▶ _Direction_
Your task is to repeat, word for word, the line containing "Decode this image" and all lines that follow it to the end of the material, and no other lines.
--- --- ---
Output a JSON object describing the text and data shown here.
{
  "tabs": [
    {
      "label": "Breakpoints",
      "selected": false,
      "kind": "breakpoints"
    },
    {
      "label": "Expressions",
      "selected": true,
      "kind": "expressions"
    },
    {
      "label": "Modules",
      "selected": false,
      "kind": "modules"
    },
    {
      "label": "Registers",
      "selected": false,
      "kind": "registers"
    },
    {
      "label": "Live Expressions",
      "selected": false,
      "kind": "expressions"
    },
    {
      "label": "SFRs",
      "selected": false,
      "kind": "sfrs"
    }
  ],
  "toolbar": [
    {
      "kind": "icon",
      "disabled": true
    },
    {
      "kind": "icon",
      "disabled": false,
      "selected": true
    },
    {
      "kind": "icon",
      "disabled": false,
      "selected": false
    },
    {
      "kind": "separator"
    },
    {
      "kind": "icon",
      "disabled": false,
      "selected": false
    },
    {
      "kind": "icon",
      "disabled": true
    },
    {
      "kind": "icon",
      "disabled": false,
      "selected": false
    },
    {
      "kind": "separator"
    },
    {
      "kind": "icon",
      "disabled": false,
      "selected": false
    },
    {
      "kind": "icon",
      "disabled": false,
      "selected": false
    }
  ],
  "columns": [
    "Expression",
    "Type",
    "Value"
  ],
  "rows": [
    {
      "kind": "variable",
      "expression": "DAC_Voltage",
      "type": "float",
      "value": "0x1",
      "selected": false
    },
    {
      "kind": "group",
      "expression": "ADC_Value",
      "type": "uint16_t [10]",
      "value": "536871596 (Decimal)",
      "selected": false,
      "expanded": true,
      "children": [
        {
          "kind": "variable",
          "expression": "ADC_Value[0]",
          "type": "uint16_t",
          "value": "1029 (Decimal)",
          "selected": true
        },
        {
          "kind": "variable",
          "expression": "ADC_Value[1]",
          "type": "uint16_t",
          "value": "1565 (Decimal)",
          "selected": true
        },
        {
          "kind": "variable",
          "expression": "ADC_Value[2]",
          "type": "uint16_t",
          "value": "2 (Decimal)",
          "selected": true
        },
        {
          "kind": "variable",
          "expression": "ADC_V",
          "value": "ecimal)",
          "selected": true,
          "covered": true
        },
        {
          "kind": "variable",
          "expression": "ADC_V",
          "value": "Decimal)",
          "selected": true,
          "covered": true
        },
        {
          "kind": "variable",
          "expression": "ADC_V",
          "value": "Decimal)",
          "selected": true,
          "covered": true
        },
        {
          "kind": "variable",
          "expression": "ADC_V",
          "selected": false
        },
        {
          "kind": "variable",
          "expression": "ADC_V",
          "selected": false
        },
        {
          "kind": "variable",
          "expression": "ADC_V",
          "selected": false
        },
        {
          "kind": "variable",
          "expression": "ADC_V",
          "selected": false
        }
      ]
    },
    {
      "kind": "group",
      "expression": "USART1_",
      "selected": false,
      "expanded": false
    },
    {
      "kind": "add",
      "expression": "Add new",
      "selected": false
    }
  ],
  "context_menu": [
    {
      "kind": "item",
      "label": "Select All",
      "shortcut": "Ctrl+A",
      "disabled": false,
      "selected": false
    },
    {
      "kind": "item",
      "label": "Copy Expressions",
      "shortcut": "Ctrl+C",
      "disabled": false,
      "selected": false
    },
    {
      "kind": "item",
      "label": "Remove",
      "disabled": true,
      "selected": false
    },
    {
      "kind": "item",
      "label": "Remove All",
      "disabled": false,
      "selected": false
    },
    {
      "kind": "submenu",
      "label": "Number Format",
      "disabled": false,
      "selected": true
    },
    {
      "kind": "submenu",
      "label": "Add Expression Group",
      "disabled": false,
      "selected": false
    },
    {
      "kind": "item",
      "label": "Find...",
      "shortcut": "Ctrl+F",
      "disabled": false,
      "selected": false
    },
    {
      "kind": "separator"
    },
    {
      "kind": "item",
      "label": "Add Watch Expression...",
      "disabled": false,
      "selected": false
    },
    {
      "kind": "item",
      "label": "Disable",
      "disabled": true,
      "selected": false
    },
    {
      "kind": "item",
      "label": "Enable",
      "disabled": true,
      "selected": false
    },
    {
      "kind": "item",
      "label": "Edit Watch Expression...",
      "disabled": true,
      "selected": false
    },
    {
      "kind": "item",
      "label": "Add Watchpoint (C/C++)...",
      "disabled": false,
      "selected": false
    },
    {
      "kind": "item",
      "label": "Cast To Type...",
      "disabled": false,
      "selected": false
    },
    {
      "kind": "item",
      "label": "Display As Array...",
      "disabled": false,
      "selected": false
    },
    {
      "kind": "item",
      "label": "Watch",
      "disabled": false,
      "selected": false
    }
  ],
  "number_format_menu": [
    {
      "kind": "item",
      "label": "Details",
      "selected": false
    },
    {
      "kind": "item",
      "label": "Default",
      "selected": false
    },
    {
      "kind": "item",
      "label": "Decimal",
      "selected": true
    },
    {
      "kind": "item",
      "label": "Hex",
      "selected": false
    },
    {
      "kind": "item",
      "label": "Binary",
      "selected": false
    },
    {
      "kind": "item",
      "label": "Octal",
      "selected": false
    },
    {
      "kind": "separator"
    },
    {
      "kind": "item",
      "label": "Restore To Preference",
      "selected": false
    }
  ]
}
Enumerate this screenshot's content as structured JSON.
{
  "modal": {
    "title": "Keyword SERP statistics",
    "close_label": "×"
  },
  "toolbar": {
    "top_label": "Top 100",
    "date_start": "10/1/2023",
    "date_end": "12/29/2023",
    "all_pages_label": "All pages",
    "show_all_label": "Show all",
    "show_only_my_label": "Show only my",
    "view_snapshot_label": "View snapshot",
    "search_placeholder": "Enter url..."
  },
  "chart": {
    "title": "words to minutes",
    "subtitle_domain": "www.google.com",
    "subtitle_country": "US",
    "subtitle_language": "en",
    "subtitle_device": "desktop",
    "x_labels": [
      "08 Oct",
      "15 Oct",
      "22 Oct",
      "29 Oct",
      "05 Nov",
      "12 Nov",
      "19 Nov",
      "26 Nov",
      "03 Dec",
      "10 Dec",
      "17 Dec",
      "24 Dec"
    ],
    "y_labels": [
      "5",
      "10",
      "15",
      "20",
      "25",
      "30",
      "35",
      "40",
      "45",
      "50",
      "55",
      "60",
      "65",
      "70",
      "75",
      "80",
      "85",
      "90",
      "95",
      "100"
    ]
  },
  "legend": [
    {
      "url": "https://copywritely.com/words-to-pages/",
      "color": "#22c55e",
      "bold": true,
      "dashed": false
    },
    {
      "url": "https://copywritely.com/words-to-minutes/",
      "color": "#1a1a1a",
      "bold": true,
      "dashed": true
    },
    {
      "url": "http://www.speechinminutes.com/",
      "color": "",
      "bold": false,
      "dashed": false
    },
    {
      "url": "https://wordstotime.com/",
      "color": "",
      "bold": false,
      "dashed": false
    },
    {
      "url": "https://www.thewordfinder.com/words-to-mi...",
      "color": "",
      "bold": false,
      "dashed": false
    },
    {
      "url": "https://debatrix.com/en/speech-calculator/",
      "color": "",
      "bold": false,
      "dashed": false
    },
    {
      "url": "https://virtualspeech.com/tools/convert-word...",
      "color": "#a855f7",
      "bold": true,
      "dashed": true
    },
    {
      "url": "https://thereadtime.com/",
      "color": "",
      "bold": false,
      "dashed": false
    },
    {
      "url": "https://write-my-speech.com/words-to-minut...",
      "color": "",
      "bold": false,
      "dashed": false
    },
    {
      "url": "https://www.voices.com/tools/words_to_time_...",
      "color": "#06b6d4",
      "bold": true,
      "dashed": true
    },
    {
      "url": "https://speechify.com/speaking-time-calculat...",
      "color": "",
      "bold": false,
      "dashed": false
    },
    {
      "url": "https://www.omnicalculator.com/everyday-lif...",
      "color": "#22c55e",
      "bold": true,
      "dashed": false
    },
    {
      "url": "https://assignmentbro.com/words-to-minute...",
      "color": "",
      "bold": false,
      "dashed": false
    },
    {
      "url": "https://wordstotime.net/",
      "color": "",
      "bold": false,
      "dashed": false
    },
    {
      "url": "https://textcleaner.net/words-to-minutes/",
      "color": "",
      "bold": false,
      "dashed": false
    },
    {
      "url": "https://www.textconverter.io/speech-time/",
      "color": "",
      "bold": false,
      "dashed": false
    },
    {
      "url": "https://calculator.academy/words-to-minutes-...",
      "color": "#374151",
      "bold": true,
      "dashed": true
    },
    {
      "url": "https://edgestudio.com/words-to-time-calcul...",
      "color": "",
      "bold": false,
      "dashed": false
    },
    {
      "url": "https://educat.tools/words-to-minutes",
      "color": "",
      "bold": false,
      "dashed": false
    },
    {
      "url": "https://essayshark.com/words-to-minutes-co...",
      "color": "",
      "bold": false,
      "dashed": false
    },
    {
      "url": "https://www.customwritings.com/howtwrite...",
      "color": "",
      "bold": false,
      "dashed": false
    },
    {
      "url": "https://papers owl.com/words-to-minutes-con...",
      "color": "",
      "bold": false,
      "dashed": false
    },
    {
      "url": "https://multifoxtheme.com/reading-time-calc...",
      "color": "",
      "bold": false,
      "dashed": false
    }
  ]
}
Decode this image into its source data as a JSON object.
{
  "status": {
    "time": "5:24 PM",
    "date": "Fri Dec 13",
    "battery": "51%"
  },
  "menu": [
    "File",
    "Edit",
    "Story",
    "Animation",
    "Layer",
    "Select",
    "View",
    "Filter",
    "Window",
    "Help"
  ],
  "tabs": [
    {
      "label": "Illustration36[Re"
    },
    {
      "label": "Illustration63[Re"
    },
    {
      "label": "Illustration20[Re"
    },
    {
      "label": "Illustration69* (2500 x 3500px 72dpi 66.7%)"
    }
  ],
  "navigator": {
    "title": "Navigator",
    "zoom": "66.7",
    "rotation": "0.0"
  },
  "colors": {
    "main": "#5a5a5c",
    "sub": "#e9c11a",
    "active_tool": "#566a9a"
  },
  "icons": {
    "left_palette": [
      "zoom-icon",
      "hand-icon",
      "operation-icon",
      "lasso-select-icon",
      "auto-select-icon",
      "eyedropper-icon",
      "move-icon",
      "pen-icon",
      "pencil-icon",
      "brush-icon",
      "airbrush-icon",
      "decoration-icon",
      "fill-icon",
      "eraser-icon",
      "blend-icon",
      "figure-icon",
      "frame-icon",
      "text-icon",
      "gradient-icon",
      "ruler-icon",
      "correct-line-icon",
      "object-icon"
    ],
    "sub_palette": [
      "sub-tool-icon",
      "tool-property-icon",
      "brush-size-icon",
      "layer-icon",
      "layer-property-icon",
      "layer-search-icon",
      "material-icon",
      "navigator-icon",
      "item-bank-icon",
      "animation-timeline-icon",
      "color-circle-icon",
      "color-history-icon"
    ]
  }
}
--- --- ---
▶ _Response_
Decode this image into its source data as a JSON object.
{
  "status": {
    "time": "5:24 PM",
    "date": "Fri Dec 13",
    "battery": "51%"
  },
  "menu": [
    "File",
    "Edit",
    "Story",
    "Animation",
    "Layer",
    "Select",
    "View",
    "Filter",
    "Window",
    "Help"
  ],
  "tabs": [
    {
      "label": "Illustration36[Re"
    },
    {
      "label": "Illustration63[Re"
    },
    {
      "label": "Illustration20[Re"
    },
    {
      "label": "Illustration69* (2500 x 3500px 72dpi 66.7%)"
    }
  ],
  "navigator": {
    "title": "Navigator",
    "zoom": "66.7",
    "rotation": "0.0"
  },
  "colors": {
    "main": "#5a5a5c",
    "sub": "#e9c11a",
    "active_tool": "#566a9a"
  },
  "icons": {
    "left_palette": [
      "zoom-icon",
      "hand-icon",
      "operation-icon",
      "lasso-select-icon",
      "auto-select-icon",
      "eyedropper-icon",
      "move-icon",
      "pen-icon",
      "pencil-icon",
      "brush-icon",
      "airbrush-icon",
      "decoration-icon",
      "fill-icon",
      "eraser-icon",
      "blend-icon",
      "figure-icon",
      "frame-icon",
      "text-icon",
      "gradient-icon",
      "ruler-icon",
      "correct-line-icon",
      "object-icon"
    ],
    "sub_palette": [
      "sub-tool-icon",
      "tool-property-icon",
      "brush-size-icon",
      "layer-icon",
      "layer-property-icon",
      "layer-search-icon",
      "material-icon",
      "navigator-icon",
      "item-bank-icon",
      "animation-timeline-icon",
      "color-circle-icon",
      "color-history-icon"
    ]
  }
}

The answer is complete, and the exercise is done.